» Task details
Present each line of the entries below that holds the word "right".

[Data items]

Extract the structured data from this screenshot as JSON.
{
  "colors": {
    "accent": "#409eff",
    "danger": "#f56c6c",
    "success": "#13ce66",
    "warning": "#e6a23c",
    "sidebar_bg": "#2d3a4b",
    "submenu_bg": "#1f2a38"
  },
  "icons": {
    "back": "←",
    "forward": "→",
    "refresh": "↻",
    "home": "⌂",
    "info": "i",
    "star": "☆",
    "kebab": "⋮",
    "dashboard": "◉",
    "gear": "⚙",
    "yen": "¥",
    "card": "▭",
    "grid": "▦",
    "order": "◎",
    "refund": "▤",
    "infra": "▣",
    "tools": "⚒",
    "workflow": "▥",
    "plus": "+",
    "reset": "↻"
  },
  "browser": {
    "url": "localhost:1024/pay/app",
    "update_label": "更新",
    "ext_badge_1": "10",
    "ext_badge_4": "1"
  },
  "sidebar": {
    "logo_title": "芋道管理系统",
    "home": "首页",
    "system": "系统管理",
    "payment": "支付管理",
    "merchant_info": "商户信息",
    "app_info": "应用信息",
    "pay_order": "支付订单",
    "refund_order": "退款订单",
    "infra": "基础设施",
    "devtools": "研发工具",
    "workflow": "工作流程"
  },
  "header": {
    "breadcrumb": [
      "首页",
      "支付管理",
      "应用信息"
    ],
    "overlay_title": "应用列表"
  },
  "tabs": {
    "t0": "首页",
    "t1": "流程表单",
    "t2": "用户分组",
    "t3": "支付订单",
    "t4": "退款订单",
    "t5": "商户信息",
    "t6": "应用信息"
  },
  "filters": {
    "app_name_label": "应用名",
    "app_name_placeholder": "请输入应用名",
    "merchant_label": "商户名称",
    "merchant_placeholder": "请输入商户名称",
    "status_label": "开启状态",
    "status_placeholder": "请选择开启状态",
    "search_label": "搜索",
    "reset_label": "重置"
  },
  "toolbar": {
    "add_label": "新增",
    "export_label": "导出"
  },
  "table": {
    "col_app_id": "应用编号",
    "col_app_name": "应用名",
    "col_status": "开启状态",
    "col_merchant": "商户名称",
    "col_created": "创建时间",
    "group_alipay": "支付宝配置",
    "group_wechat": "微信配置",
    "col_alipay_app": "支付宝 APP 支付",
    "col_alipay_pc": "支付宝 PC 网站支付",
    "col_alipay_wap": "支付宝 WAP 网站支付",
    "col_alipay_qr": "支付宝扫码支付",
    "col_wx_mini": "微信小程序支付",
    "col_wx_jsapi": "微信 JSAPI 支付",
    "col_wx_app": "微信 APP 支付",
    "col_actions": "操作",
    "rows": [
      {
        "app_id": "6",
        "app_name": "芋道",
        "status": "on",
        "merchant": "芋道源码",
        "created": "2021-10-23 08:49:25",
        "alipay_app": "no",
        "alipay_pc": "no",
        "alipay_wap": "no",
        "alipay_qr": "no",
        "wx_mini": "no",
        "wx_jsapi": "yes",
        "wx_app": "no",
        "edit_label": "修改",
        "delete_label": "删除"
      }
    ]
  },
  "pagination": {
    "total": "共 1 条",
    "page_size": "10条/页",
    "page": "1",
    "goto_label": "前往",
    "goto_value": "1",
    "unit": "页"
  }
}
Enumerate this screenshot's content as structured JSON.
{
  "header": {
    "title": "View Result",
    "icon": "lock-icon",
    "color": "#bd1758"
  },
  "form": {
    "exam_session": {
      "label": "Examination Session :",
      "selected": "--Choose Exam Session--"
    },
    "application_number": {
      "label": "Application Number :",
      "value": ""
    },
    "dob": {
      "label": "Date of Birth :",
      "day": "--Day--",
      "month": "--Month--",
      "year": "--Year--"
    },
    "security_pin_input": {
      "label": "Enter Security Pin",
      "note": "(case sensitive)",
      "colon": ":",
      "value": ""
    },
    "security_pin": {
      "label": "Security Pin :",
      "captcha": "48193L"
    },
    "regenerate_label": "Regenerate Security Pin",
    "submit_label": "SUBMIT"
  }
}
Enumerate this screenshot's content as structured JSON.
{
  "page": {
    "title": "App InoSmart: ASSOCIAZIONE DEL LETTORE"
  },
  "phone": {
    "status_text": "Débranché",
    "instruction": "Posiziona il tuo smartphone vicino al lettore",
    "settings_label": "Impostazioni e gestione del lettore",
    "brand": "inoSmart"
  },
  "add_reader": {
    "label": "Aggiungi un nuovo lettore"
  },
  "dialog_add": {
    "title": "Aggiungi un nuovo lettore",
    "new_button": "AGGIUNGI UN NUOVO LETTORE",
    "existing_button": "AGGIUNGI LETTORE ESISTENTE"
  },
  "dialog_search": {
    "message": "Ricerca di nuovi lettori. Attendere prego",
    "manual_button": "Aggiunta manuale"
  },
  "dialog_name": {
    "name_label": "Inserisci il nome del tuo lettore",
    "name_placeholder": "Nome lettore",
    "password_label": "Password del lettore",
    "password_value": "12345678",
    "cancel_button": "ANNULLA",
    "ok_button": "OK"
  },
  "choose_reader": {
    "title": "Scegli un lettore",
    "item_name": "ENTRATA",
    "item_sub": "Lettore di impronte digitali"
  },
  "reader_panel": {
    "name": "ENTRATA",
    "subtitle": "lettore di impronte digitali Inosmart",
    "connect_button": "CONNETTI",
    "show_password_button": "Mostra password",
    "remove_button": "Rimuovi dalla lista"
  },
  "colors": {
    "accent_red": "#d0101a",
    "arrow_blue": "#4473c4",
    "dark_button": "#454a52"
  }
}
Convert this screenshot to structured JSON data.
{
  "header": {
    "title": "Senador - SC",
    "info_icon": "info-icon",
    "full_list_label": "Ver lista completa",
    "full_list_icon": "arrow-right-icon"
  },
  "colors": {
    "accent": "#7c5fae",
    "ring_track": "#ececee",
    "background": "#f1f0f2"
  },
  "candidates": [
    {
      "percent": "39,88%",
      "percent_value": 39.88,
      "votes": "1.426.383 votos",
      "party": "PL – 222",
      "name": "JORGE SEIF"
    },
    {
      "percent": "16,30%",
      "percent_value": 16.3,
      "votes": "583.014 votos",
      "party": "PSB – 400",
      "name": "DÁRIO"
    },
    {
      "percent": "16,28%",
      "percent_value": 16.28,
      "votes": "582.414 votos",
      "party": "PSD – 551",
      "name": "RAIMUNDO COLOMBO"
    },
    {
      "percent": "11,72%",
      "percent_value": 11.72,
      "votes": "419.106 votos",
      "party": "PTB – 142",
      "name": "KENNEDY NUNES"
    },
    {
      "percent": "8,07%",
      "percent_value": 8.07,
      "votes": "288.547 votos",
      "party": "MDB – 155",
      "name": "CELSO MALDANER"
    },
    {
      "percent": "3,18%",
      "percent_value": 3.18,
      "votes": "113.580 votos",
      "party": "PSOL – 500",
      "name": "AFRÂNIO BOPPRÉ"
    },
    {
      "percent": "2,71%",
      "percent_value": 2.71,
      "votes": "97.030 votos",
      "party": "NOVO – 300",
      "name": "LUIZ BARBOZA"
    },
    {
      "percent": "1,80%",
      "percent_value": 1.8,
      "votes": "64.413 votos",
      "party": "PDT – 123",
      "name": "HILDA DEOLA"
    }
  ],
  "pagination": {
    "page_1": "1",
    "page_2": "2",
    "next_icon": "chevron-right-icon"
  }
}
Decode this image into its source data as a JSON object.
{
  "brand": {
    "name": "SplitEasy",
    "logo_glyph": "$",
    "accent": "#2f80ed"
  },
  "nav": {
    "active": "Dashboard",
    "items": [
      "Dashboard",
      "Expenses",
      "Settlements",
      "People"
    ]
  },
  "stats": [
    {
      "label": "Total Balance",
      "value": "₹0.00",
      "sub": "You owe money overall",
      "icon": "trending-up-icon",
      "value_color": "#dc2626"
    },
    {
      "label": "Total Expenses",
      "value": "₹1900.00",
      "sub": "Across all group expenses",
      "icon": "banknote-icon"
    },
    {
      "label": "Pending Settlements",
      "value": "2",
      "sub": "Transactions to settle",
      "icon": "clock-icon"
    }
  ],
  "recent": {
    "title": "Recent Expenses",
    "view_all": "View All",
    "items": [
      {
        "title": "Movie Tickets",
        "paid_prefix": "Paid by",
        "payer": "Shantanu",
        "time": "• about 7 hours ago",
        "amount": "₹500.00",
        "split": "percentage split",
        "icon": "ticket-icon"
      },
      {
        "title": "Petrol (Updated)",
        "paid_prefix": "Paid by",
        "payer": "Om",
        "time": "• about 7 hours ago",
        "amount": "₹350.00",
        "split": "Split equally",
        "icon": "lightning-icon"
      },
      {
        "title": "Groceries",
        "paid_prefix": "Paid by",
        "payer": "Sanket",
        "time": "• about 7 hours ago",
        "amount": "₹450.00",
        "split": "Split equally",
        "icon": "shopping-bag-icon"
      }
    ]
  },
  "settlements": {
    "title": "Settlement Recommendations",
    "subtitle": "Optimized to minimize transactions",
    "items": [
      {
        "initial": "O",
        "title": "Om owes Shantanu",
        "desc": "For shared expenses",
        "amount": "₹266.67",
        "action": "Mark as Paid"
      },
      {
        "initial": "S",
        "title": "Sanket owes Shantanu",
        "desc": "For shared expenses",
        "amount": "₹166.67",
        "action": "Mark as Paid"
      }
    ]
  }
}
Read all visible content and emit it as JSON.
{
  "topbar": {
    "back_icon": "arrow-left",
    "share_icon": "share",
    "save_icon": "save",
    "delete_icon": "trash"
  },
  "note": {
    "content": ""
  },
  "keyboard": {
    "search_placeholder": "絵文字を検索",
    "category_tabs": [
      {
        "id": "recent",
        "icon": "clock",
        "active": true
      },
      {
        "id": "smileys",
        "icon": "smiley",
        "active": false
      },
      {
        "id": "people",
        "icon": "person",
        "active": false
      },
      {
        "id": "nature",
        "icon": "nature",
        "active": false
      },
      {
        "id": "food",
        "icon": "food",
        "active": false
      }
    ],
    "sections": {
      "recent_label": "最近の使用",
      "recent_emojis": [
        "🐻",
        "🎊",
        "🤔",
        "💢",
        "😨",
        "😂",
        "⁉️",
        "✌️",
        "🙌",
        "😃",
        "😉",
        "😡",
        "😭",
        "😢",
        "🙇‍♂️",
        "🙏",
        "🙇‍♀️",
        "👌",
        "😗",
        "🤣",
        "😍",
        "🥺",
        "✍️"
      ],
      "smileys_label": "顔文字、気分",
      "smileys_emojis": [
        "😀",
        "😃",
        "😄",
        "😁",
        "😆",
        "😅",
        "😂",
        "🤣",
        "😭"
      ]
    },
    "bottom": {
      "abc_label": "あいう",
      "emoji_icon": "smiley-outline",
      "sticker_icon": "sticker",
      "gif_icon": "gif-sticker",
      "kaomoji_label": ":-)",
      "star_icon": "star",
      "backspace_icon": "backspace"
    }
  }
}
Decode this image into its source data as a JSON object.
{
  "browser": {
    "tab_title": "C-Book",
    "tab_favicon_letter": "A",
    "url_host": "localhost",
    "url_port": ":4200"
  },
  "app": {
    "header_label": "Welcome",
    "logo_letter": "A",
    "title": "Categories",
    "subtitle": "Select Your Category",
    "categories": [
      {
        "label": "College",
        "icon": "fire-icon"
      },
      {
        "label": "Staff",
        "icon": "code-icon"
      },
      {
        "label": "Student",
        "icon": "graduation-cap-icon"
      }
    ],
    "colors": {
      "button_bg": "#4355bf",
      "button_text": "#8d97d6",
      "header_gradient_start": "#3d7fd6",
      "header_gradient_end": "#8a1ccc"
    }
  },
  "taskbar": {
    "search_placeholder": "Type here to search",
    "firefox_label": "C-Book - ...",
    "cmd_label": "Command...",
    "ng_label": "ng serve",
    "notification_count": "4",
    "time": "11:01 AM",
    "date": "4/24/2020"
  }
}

» Written answer
    "full_list_icon": "arrow-right-icon"
    "next_icon": "chevron-right-icon"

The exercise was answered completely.